> _Data items_:

## BEGIN

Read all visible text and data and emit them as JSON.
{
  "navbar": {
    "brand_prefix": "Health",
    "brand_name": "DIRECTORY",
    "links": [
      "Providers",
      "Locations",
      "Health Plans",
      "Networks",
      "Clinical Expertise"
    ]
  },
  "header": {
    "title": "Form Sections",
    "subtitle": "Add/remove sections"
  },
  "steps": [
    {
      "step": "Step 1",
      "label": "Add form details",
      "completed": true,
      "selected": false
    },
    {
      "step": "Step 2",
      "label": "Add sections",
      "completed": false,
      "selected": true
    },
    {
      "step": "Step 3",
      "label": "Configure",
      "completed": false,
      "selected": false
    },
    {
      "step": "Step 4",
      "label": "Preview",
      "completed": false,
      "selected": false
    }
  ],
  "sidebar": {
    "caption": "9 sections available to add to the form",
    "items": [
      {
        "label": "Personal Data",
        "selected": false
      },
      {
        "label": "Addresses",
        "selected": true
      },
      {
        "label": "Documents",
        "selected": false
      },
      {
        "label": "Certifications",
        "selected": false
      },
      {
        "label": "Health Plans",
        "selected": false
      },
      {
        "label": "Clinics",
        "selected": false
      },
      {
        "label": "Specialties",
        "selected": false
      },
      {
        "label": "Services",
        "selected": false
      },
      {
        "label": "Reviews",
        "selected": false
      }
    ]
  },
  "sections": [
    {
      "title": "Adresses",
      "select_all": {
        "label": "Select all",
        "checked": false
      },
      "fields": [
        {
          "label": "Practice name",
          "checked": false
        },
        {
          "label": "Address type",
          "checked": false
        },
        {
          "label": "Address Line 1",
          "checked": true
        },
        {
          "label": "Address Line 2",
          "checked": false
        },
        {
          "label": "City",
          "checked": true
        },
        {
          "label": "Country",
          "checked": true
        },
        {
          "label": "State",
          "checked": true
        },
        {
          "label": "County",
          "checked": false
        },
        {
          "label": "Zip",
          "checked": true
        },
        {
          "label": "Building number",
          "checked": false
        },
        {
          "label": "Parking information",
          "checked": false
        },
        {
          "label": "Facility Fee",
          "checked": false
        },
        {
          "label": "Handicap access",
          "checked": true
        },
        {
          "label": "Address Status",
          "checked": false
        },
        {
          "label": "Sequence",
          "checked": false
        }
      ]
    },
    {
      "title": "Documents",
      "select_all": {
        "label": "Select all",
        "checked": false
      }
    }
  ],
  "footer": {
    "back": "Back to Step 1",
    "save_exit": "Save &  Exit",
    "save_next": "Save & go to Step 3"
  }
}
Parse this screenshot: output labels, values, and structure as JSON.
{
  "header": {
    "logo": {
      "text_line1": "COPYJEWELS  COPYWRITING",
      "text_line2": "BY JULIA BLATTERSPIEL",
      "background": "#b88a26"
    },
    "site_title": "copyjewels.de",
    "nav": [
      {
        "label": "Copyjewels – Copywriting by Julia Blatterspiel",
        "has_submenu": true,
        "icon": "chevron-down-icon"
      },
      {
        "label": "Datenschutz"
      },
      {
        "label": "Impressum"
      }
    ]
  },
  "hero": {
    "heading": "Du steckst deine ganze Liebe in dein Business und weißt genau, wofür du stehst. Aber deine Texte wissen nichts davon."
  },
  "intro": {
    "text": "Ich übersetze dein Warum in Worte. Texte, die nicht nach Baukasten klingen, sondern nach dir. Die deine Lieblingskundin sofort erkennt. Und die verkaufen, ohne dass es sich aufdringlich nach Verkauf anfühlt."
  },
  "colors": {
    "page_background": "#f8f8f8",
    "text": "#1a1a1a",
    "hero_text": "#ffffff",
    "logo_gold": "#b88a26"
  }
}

## END

> _GOAL_:
Write out all the records above again, exactly as they stand.

> _ANSWER BELOW_:
Read all visible text and data and emit them as JSON.
{
  "navbar": {
    "brand_prefix": "Health",
    "brand_name": "DIRECTORY",
    "links": [
      "Providers",
      "Locations",
      "Health Plans",
      "Networks",
      "Clinical Expertise"
    ]
  },
  "header": {
    "title": "Form Sections",
    "subtitle": "Add/remove sections"
  },
  "steps": [
    {
      "step": "Step 1",
      "label": "Add form details",
      "completed": true,
      "selected": false
    },
    {
      "step": "Step 2",
      "label": "Add sections",
      "completed": false,
      "selected": true
    },
    {
      "step": "Step 3",
      "label": "Configure",
      "completed": false,
      "selected": false
    },
    {
      "step": "Step 4",
      "label": "Preview",
      "completed": false,
      "selected": false
    }
  ],
  "sidebar": {
    "caption": "9 sections available to add to the form",
    "items": [
      {
        "label": "Personal Data",
        "selected": false
      },
      {
        "label": "Addresses",
        "selected": true
      },
      {
        "label": "Documents",
        "selected": false
      },
      {
        "label": "Certifications",
        "selected": false
      },
      {
        "label": "Health Plans",
        "selected": false
      },
      {
        "label": "Clinics",
        "selected": false
      },
      {
        "label": "Specialties",
        "selected": false
      },
      {
        "label": "Services",
        "selected": false
      },
      {
        "label": "Reviews",
        "selected": false
      }
    ]
  },
  "sections": [
    {
      "title": "Adresses",
      "select_all": {
        "label": "Select all",
        "checked": false
      },
      "fields": [
        {
          "label": "Practice name",
          "checked": false
        },
        {
          "label": "Address type",
          "checked": false
        },
        {
          "label": "Address Line 1",
          "checked": true
        },
        {
          "label": "Address Line 2",
          "checked": false
        },
        {
          "label": "City",
          "checked": true
        },
        {
          "label": "Country",
          "checked": true
        },
        {
          "label": "State",
          "checked": true
        },
        {
          "label": "County",
          "checked": false
        },
        {
          "label": "Zip",
          "checked": true
        },
        {
          "label": "Building number",
          "checked": false
        },
        {
          "label": "Parking information",
          "checked": false
        },
        {
          "label": "Facility Fee",
          "checked": false
        },
        {
          "label": "Handicap access",
          "checked": true
        },
        {
          "label": "Address Status",
          "checked": false
        },
        {
          "label": "Sequence",
          "checked": false
        }
      ]
    },
    {
      "title": "Documents",
      "select_all": {
        "label": "Select all",
        "checked": false
      }
    }
  ],
  "footer": {
    "back": "Back to Step 1",
    "save_exit": "Save &  Exit",
    "save_next": "Save & go to Step 3"
  }
}
Parse this screenshot: output labels, values, and structure as JSON.
{
  "header": {
    "logo": {
      "text_line1": "COPYJEWELS  COPYWRITING",
      "text_line2": "BY JULIA BLATTERSPIEL",
      "background": "#b88a26"
    },
    "site_title": "copyjewels.de",
    "nav": [
      {
        "label": "Copyjewels – Copywriting by Julia Blatterspiel",
        "has_submenu": true,
        "icon": "chevron-down-icon"
      },
      {
        "label": "Datenschutz"
      },
      {
        "label": "Impressum"
      }
    ]
  },
  "hero": {
    "heading": "Du steckst deine ganze Liebe in dein Business und weißt genau, wofür du stehst. Aber deine Texte wissen nichts davon."
  },
  "intro": {
    "text": "Ich übersetze dein Warum in Worte. Texte, die nicht nach Baukasten klingen, sondern nach dir. Die deine Lieblingskundin sofort erkennt. Und die verkaufen, ohne dass es sich aufdringlich nach Verkauf anfühlt."
  },
  "colors": {
    "page_background": "#f8f8f8",
    "text": "#1a1a1a",
    "hero_text": "#ffffff",
    "logo_gold": "#b88a26"
  }
}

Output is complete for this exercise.